::: PROVIDED ENTRIES :::

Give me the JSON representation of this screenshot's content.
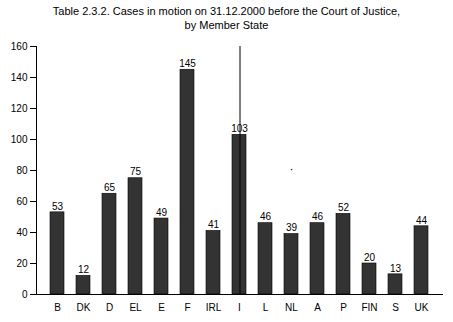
{
  "chart_data": {
    "type": "bar",
    "title": "Table 2.3.2. Cases in motion on 31.12.2000 before the Court of Justice,\nby Member State",
    "categories": [
      "B",
      "DK",
      "D",
      "EL",
      "E",
      "F",
      "IRL",
      "I",
      "L",
      "NL",
      "A",
      "P",
      "FIN",
      "S",
      "UK"
    ],
    "values": [
      53,
      12,
      65,
      75,
      49,
      145,
      41,
      103,
      46,
      39,
      46,
      52,
      20,
      13,
      44
    ],
    "color": "#333333",
    "ylim": [
      0,
      160
    ],
    "yticks": [
      0,
      20,
      40,
      60,
      80,
      100,
      120,
      140,
      160
    ],
    "grid": false,
    "data_labels": true,
    "annotations": [
      {
        "text": "·",
        "x": "NL",
        "y": 78
      }
    ]
  }
}
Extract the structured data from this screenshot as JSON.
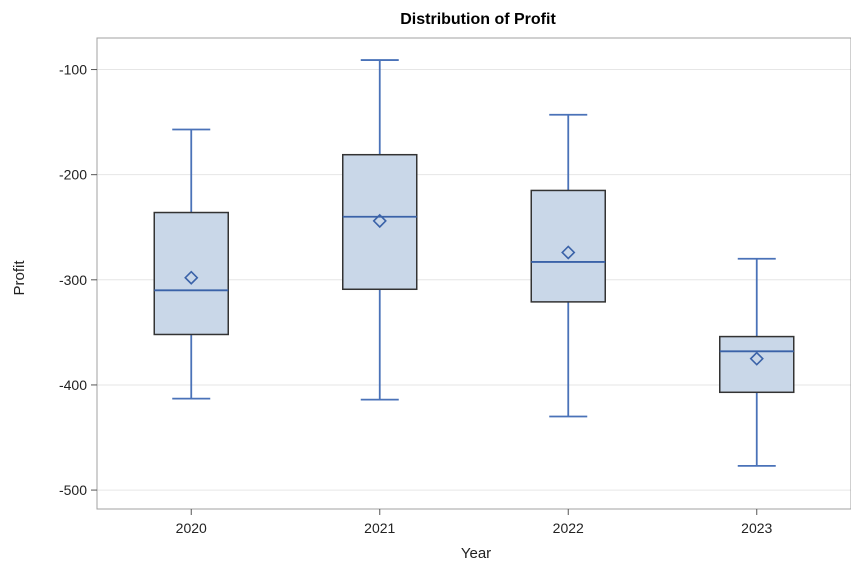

:::

INSTRUCTIONS FOR THE TASK: Write the records out again in full, exactly, and skip every picture.

TASK SOLUTION:
Give me the JSON representation of this screenshot's content.
{
  "chart_data": {
    "type": "bar",
    "title": "Table 2.3.2. Cases in motion on 31.12.2000 before the Court of Justice,\nby Member State",
    "categories": [
      "B",
      "DK",
      "D",
      "EL",
      "E",
      "F",
      "IRL",
      "I",
      "L",
      "NL",
      "A",
      "P",
      "FIN",
      "S",
      "UK"
    ],
    "values": [
      53,
      12,
      65,
      75,
      49,
      145,
      41,
      103,
      46,
      39,
      46,
      52,
      20,
      13,
      44
    ],
    "color": "#333333",
    "ylim": [
      0,
      160
    ],
    "yticks": [
      0,
      20,
      40,
      60,
      80,
      100,
      120,
      140,
      160
    ],
    "grid": false,
    "data_labels": true,
    "annotations": [
      {
        "text": "·",
        "x": "NL",
        "y": 78
      }
    ]
  }
}
Extract the structured data from this screenshot as JSON.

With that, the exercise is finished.